> Exercise: Locate the lines where "Gravy" occurs and copy them as they stand.

> Material to process:
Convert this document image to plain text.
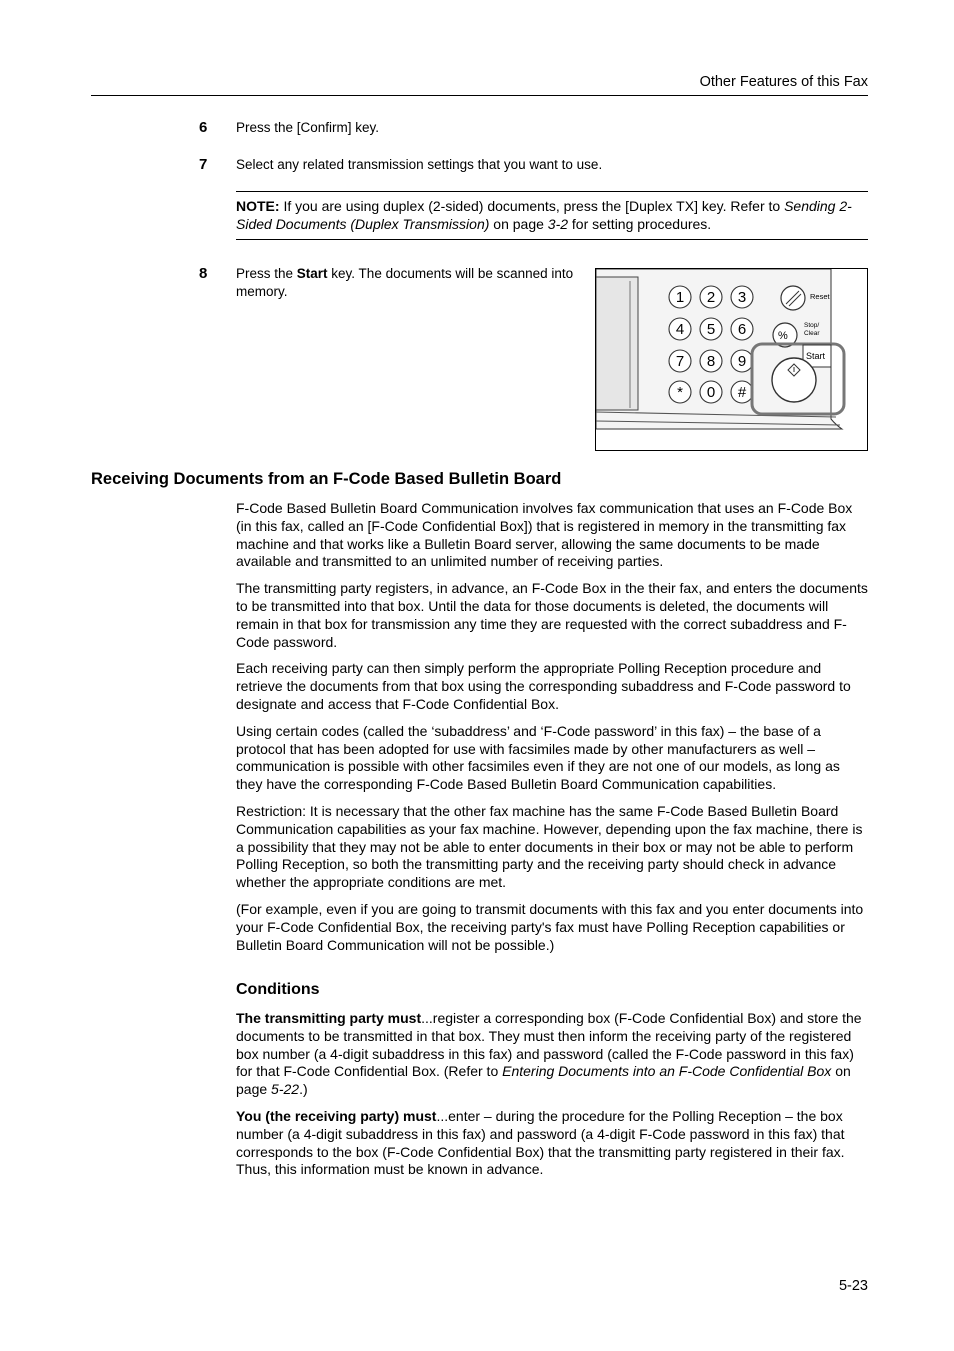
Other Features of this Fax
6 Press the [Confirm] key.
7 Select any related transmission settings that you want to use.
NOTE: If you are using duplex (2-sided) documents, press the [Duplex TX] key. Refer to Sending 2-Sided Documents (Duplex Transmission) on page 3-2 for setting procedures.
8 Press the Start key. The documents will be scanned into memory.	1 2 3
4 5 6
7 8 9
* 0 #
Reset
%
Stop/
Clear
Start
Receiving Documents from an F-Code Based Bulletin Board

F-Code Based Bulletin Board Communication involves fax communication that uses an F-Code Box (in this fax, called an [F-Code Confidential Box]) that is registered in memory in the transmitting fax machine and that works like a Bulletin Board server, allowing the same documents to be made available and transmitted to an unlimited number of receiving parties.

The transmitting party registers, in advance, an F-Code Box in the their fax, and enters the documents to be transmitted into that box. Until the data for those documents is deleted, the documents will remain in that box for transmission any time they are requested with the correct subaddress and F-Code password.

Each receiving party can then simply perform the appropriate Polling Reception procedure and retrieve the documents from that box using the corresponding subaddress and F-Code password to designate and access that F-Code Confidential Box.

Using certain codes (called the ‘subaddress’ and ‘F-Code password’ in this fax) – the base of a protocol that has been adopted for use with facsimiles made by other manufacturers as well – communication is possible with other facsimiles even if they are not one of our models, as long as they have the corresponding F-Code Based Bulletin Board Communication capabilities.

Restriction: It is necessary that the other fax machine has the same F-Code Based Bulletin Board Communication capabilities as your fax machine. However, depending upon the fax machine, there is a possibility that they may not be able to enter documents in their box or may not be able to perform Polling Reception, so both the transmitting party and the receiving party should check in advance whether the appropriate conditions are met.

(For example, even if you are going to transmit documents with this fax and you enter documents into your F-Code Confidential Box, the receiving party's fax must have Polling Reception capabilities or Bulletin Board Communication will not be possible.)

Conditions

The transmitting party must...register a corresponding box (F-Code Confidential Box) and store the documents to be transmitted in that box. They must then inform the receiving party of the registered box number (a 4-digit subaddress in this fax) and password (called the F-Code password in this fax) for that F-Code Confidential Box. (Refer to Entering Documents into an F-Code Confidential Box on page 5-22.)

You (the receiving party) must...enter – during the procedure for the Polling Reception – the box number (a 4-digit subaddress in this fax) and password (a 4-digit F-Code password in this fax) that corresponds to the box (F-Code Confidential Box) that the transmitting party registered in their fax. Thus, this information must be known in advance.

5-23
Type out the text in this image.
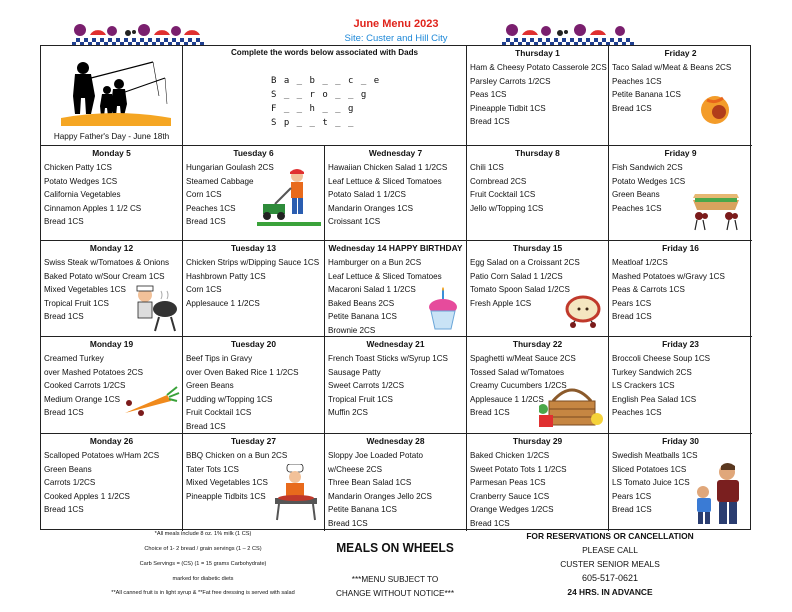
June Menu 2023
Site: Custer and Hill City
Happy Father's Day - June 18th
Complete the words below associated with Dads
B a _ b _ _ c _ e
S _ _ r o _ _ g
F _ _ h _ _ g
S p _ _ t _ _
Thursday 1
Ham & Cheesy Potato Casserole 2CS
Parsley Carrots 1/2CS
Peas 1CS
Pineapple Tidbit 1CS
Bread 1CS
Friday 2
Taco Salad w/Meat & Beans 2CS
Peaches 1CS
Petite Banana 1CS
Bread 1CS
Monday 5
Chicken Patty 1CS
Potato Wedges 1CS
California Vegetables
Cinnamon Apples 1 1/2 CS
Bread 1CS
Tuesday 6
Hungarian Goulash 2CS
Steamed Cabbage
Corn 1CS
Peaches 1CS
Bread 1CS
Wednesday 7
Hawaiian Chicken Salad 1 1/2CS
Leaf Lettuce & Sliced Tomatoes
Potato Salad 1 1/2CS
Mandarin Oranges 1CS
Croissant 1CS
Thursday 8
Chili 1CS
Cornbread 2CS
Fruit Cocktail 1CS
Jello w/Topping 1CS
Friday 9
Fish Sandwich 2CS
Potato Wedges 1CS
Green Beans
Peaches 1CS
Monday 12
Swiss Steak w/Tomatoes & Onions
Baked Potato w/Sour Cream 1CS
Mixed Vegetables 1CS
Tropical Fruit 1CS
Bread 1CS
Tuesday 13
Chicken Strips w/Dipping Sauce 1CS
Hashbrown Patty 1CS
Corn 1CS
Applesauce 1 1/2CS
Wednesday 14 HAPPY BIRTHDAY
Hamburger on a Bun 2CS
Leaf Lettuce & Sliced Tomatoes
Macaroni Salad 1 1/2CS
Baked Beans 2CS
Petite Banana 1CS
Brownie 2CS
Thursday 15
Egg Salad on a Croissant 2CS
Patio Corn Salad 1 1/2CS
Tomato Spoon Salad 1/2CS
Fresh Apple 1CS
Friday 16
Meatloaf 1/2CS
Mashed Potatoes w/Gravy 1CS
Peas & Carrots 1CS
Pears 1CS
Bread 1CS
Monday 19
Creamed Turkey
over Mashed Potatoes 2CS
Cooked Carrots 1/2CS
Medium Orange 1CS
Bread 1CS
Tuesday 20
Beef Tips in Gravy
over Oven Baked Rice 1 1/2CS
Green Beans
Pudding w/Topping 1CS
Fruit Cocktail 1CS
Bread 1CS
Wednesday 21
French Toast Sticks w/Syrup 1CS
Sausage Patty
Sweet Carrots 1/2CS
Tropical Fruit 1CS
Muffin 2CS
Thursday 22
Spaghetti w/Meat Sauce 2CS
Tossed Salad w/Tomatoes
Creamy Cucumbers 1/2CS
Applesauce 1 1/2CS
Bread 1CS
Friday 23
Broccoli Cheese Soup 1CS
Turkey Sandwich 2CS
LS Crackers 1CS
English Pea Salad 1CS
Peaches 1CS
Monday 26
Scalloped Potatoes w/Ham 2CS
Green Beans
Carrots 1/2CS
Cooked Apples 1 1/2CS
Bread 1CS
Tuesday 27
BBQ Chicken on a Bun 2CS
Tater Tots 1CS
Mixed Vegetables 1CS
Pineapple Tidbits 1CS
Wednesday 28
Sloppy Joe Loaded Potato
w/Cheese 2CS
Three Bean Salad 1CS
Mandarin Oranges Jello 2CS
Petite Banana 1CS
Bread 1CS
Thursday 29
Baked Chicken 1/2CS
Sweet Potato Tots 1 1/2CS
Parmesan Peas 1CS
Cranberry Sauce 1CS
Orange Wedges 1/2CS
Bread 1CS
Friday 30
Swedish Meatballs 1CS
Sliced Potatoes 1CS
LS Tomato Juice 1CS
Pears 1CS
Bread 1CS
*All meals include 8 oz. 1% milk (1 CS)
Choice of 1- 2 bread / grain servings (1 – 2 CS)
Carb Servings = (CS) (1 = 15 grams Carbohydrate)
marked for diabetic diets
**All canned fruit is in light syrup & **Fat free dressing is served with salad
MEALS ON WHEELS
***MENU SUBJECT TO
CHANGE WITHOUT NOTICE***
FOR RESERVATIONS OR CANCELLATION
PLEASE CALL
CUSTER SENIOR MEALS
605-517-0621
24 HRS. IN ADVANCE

> Solution to the problem:
Mashed Potatoes w/Gravy 1CS
Beef Tips in Gravy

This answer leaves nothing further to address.